Report the count of lines below that include "content", without any other text.
# Start of Raw records
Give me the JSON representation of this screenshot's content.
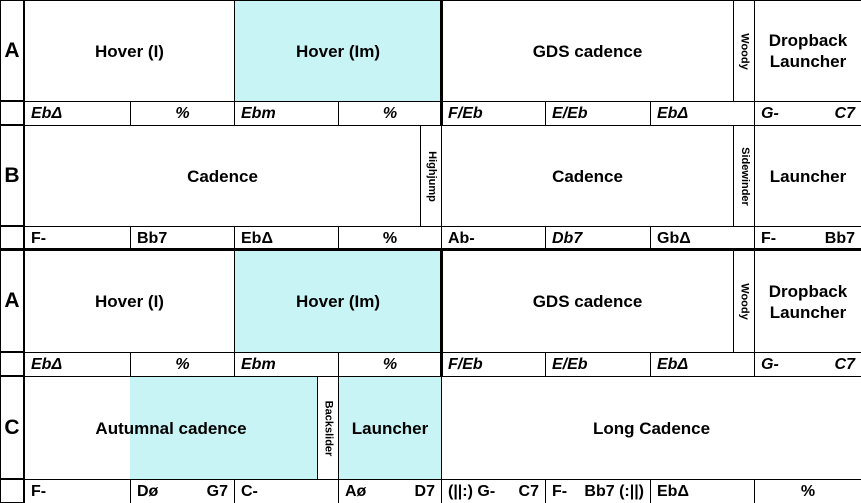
{
  "sections": [
    {
      "label": "A",
      "bricks": [
        "Hover (I)",
        "Hover (Im)",
        "GDS cadence",
        "Woody",
        "Dropback Launcher"
      ],
      "chords": [
        [
          "EbΔ"
        ],
        [
          "%"
        ],
        [
          "Ebm"
        ],
        [
          "%"
        ],
        [
          "F/Eb"
        ],
        [
          "E/Eb"
        ],
        [
          "EbΔ"
        ],
        [
          "G-",
          "C7"
        ]
      ]
    },
    {
      "label": "B",
      "bricks": [
        "Cadence",
        "Highjump",
        "Cadence",
        "Sidewinder",
        "Launcher"
      ],
      "chords": [
        [
          "F-"
        ],
        [
          "Bb7"
        ],
        [
          "EbΔ"
        ],
        [
          "%"
        ],
        [
          "Ab-"
        ],
        [
          "Db7"
        ],
        [
          "GbΔ"
        ],
        [
          "F-",
          "Bb7"
        ]
      ]
    },
    {
      "label": "A",
      "bricks": [
        "Hover (I)",
        "Hover (Im)",
        "GDS cadence",
        "Woody",
        "Dropback Launcher"
      ],
      "chords": [
        [
          "EbΔ"
        ],
        [
          "%"
        ],
        [
          "Ebm"
        ],
        [
          "%"
        ],
        [
          "F/Eb"
        ],
        [
          "E/Eb"
        ],
        [
          "EbΔ"
        ],
        [
          "G-",
          "C7"
        ]
      ]
    },
    {
      "label": "C",
      "bricks": [
        "Autumnal cadence",
        "Backslider",
        "Launcher",
        "Long Cadence"
      ],
      "chords": [
        [
          "F-"
        ],
        [
          "Dø",
          "G7"
        ],
        [
          "C-"
        ],
        [
          "Aø",
          "D7"
        ],
        [
          "(||:) G-",
          "C7"
        ],
        [
          "F-",
          "Bb7 (:||)"
        ],
        [
          "EbΔ"
        ],
        [
          "%"
        ]
      ]
    }
  ]
}
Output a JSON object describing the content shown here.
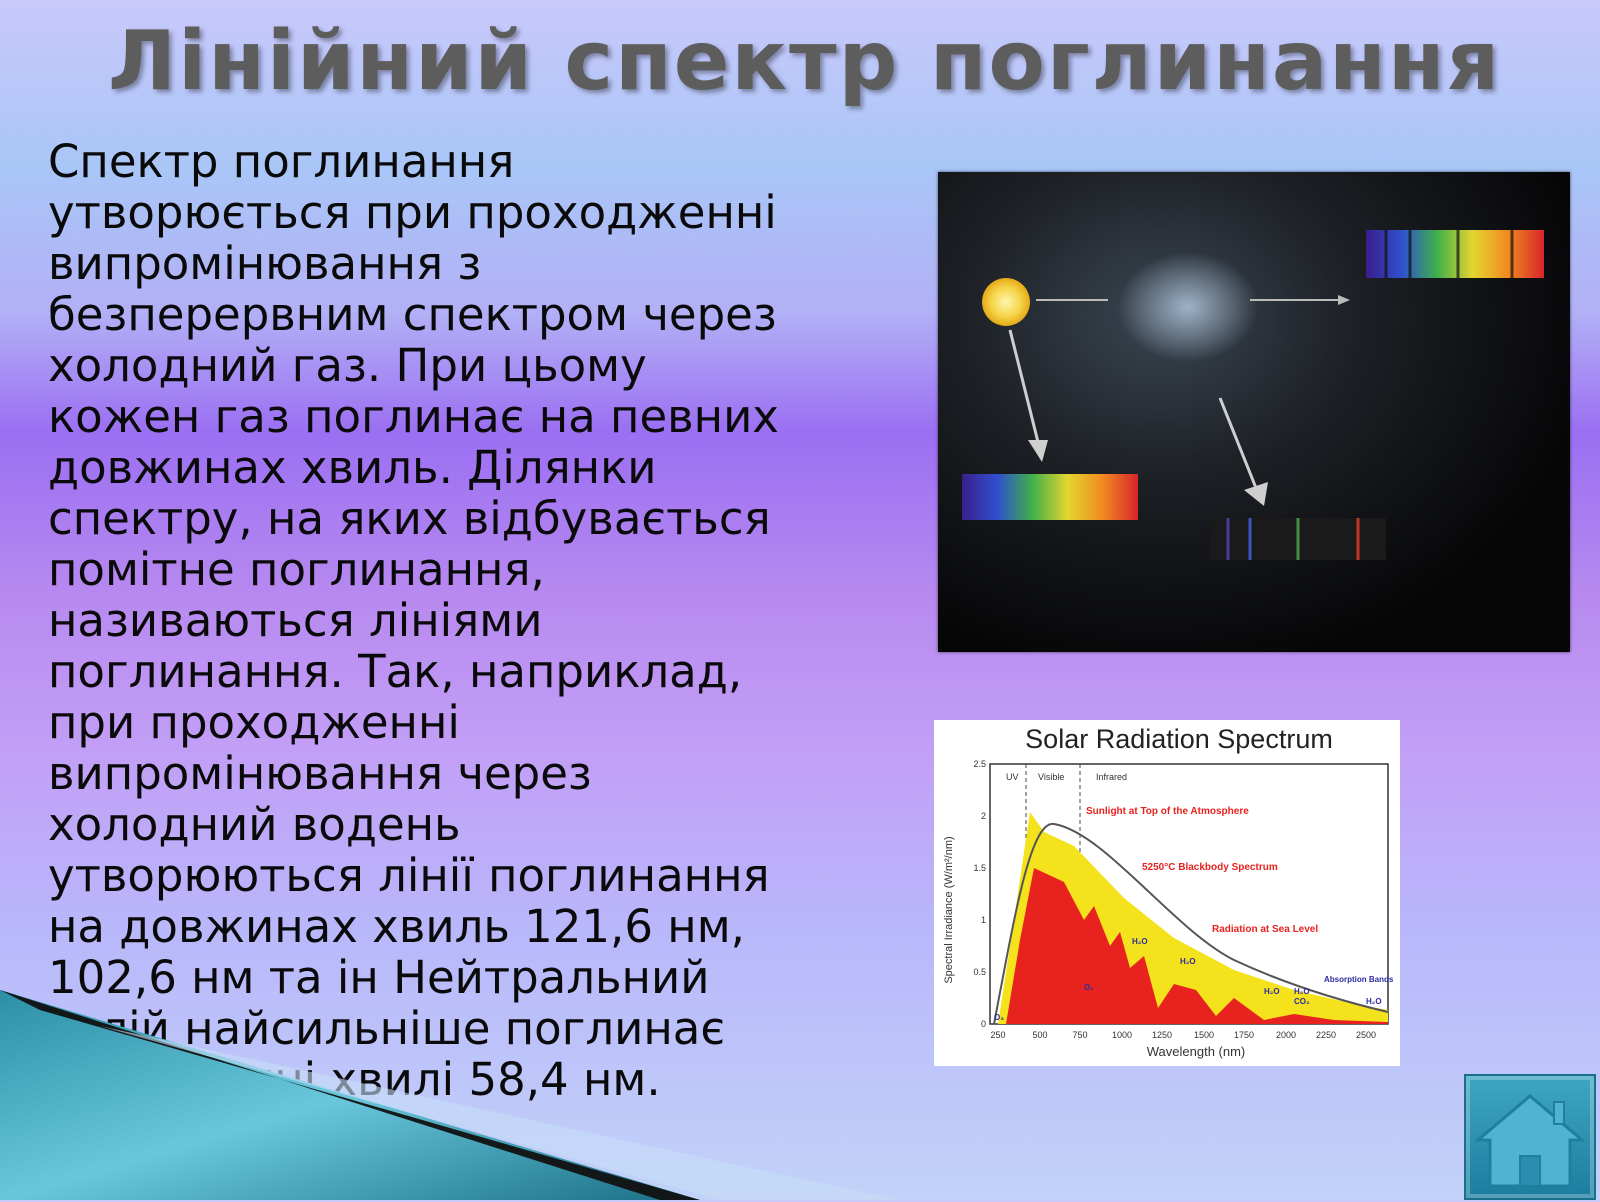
{
  "slide": {
    "title": "Лінійний спектр поглинання",
    "body": " Спектр поглинання\nутворюється при проходженні\nвипромінювання з\nбезперервним спектром через\nхолодний газ. При цьому\nкожен газ поглинає на певних\nдовжинах хвиль. Ділянки\nспектру, на яких відбувається\nпомітне поглинання,\nназиваються лініями\nпоглинання. Так, наприклад,\nпри проходженні\nвипромінювання через\nхолодний водень\nутворюються лінії поглинання\nна довжинах хвиль 121,6 нм,\n102,6 нм та ін Нейтральний\nгелій найсильніше поглинає\nна довжині хвилі 58,4 нм."
  },
  "chart_image": {
    "title": "Solar Radiation Spectrum",
    "ylabel": "Spectral Irradiance (W/m²/nm)",
    "xlabel": "Wavelength (nm)",
    "x_ticks": [
      "250",
      "500",
      "750",
      "1000",
      "1250",
      "1500",
      "1750",
      "2000",
      "2250",
      "2500"
    ],
    "y_ticks": [
      "0",
      "0.5",
      "1",
      "1.5",
      "2",
      "2.5"
    ],
    "regions": [
      "UV",
      "Visible",
      "Infrared"
    ],
    "annotations": [
      "Sunlight at Top of the Atmosphere",
      "5250°C Blackbody Spectrum",
      "Radiation at Sea Level",
      "Absorption Bands"
    ],
    "molecules": [
      "O₃",
      "H₂O",
      "O₂",
      "H₂O",
      "H₂O",
      "H₂O",
      "CO₂",
      "H₂O"
    ],
    "colors": {
      "top_atmosphere": "#f4e21c",
      "sea_level": "#e8231f",
      "blackbody": "#555555"
    }
  },
  "icons": {
    "home": "home-icon"
  }
}
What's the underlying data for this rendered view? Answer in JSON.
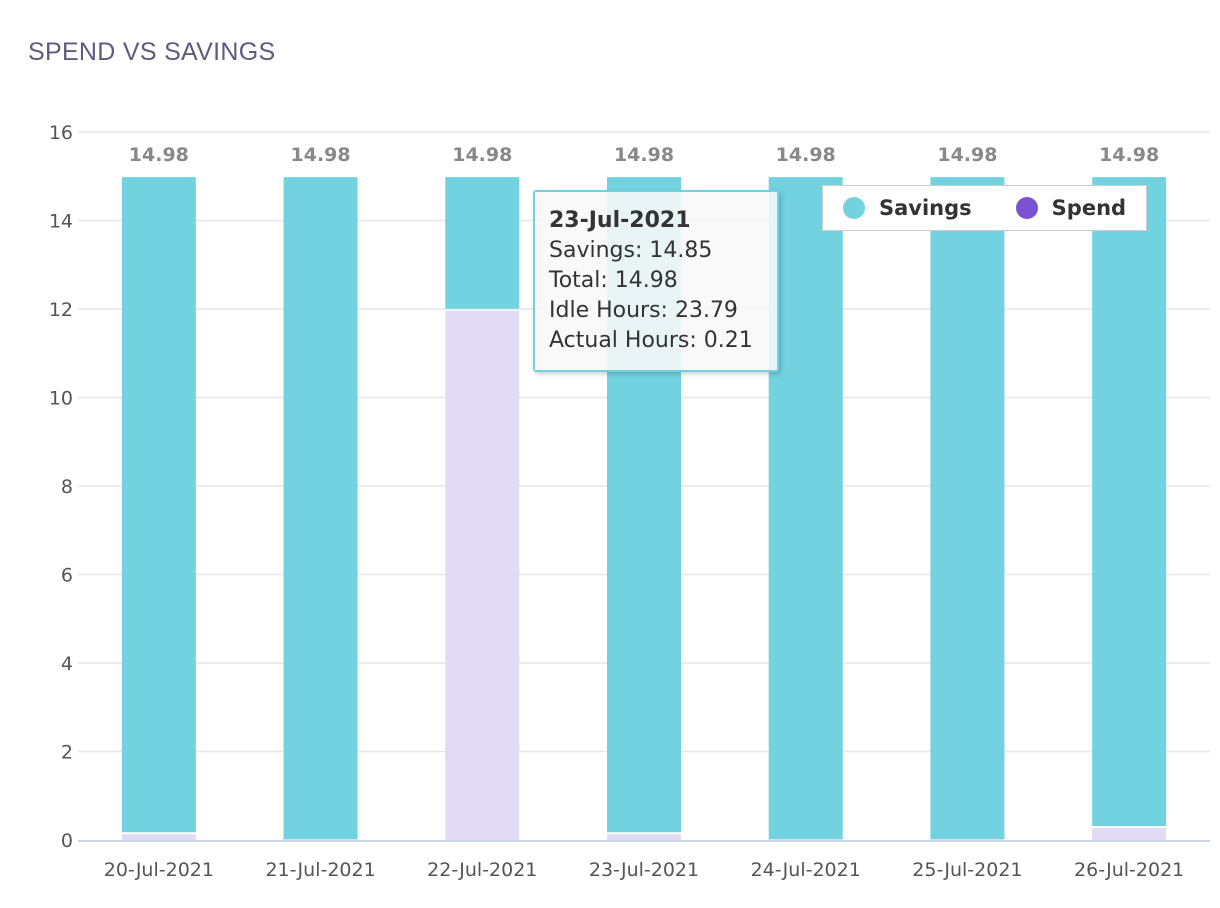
# End of Raw records
The solution.
2